Your task:
Every record should be written out exactly, with the pictures left out.

Entries:
----

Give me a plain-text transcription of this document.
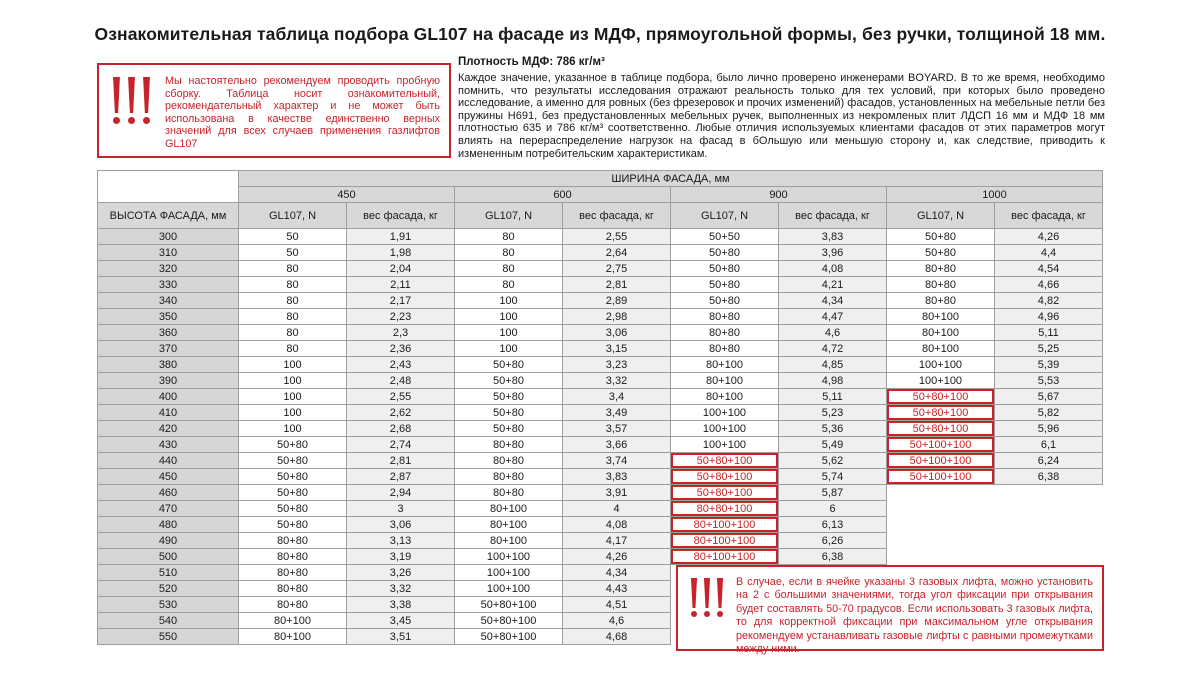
Ознакомительная таблица подбора GL107 на фасаде из МДФ, прямоугольной формы, без ручки, толщиной 18 мм.
Мы настоятельно рекомендуем проводить пробную сборку. Таблица носит ознакомительный, рекомендательный характер и не может быть использована в качестве единственно верных значений для всех случаев применения газлифтов GL107
Плотность МДФ: 786 кг/м³
Каждое значение, указанное в таблице подбора, было лично проверено инженерами BOYARD. В то же время, необходимо помнить, что результаты исследования отражают реальность только для тех условий, при которых было проведено исследование, а именно для ровных (без фрезеровок и прочих изменений) фасадов, установленных на мебельные петли без пружины H691, без предустановленных мебельных ручек, выполненных из некромленых плит ЛДСП 16 мм и МДФ 18 мм плотностью 635 и 786 кг/м³ соответственно. Любые отличия используемых клиентами фасадов от этих параметров могут влиять на перераспределение нагрузок на фасад в бОльшую или меньшую сторону и, как следствие, приводить к измененным потребительским характеристикам.
	ШИРИНА ФАСАДА, мм							
	450		600		900		1000	
ВЫСОТА ФАСАДА, мм	GL107, N	вес фасада, кг	GL107, N	вес фасада, кг	GL107, N	вес фасада, кг	GL107, N	вес фасада, кг
300	50	1,91	80	2,55	50+50	3,83	50+80	4,26
310	50	1,98	80	2,64	50+80	3,96	50+80	4,4
320	80	2,04	80	2,75	50+80	4,08	80+80	4,54
330	80	2,11	80	2,81	50+80	4,21	80+80	4,66
340	80	2,17	100	2,89	50+80	4,34	80+80	4,82
350	80	2,23	100	2,98	80+80	4,47	80+100	4,96
360	80	2,3	100	3,06	80+80	4,6	80+100	5,11
370	80	2,36	100	3,15	80+80	4,72	80+100	5,25
380	100	2,43	50+80	3,23	80+100	4,85	100+100	5,39
390	100	2,48	50+80	3,32	80+100	4,98	100+100	5,53
400	100	2,55	50+80	3,4	80+100	5,11	50+80+100	5,67
410	100	2,62	50+80	3,49	100+100	5,23	50+80+100	5,82
420	100	2,68	50+80	3,57	100+100	5,36	50+80+100	5,96
430	50+80	2,74	80+80	3,66	100+100	5,49	50+100+100	6,1
440	50+80	2,81	80+80	3,74	50+80+100	5,62	50+100+100	6,24
450	50+80	2,87	80+80	3,83	50+80+100	5,74	50+100+100	6,38
460	50+80	2,94	80+80	3,91	50+80+100	5,87		
470	50+80	3	80+100	4	80+80+100	6		
480	50+80	3,06	80+100	4,08	80+100+100	6,13		
490	80+80	3,13	80+100	4,17	80+100+100	6,26		
500	80+80	3,19	100+100	4,26	80+100+100	6,38		
510	80+80	3,26	100+100	4,34				
520	80+80	3,32	100+100	4,43				
530	80+80	3,38	50+80+100	4,51				
540	80+100	3,45	50+80+100	4,6				
550	80+100	3,51	50+80+100	4,68				
В случае, если в ячейке указаны 3 газовых лифта, можно установить на 2 с большими значениями, тогда угол фиксации при открывания будет составлять 50-70 градусов. Если использовать 3 газовых лифта, то для корректной фиксации при максимальном угле открывания рекомендуем устанавливать газовые лифты с равными промежутками между ними.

----

Answer to this task:
Give me a plain-text transcription of this document.
Ознакомительная таблица подбора GL107 на фасаде из МДФ, прямоугольной формы, без ручки, толщиной 18 мм.
Мы настоятельно рекомендуем проводить пробную сборку. Таблица носит ознакомительный, рекомендательный характер и не может быть использована в качестве единственно верных значений для всех случаев применения газлифтов GL107
Плотность МДФ: 786 кг/м³
Каждое значение, указанное в таблице подбора, было лично проверено инженерами BOYARD. В то же время, необходимо помнить, что результаты исследования отражают реальность только для тех условий, при которых было проведено исследование, а именно для ровных (без фрезеровок и прочих изменений) фасадов, установленных на мебельные петли без пружины H691, без предустановленных мебельных ручек, выполненных из некромленых плит ЛДСП 16 мм и МДФ 18 мм плотностью 635 и 786 кг/м³ соответственно. Любые отличия используемых клиентами фасадов от этих параметров могут влиять на перераспределение нагрузок на фасад в бОльшую или меньшую сторону и, как следствие, приводить к измененным потребительским характеристикам.
	ШИРИНА ФАСАДА, мм							
	450		600		900		1000	
ВЫСОТА ФАСАДА, мм	GL107, N	вес фасада, кг	GL107, N	вес фасада, кг	GL107, N	вес фасада, кг	GL107, N	вес фасада, кг
300	50	1,91	80	2,55	50+50	3,83	50+80	4,26
310	50	1,98	80	2,64	50+80	3,96	50+80	4,4
320	80	2,04	80	2,75	50+80	4,08	80+80	4,54
330	80	2,11	80	2,81	50+80	4,21	80+80	4,66
340	80	2,17	100	2,89	50+80	4,34	80+80	4,82
350	80	2,23	100	2,98	80+80	4,47	80+100	4,96
360	80	2,3	100	3,06	80+80	4,6	80+100	5,11
370	80	2,36	100	3,15	80+80	4,72	80+100	5,25
380	100	2,43	50+80	3,23	80+100	4,85	100+100	5,39
390	100	2,48	50+80	3,32	80+100	4,98	100+100	5,53
400	100	2,55	50+80	3,4	80+100	5,11	50+80+100	5,67
410	100	2,62	50+80	3,49	100+100	5,23	50+80+100	5,82
420	100	2,68	50+80	3,57	100+100	5,36	50+80+100	5,96
430	50+80	2,74	80+80	3,66	100+100	5,49	50+100+100	6,1
440	50+80	2,81	80+80	3,74	50+80+100	5,62	50+100+100	6,24
450	50+80	2,87	80+80	3,83	50+80+100	5,74	50+100+100	6,38
460	50+80	2,94	80+80	3,91	50+80+100	5,87		
470	50+80	3	80+100	4	80+80+100	6		
480	50+80	3,06	80+100	4,08	80+100+100	6,13		
490	80+80	3,13	80+100	4,17	80+100+100	6,26		
500	80+80	3,19	100+100	4,26	80+100+100	6,38		
510	80+80	3,26	100+100	4,34				
520	80+80	3,32	100+100	4,43				
530	80+80	3,38	50+80+100	4,51				
540	80+100	3,45	50+80+100	4,6				
550	80+100	3,51	50+80+100	4,68				
В случае, если в ячейке указаны 3 газовых лифта, можно установить на 2 с большими значениями, тогда угол фиксации при открывания будет составлять 50-70 градусов. Если использовать 3 газовых лифта, то для корректной фиксации при максимальном угле открывания рекомендуем устанавливать газовые лифты с равными промежутками между ними.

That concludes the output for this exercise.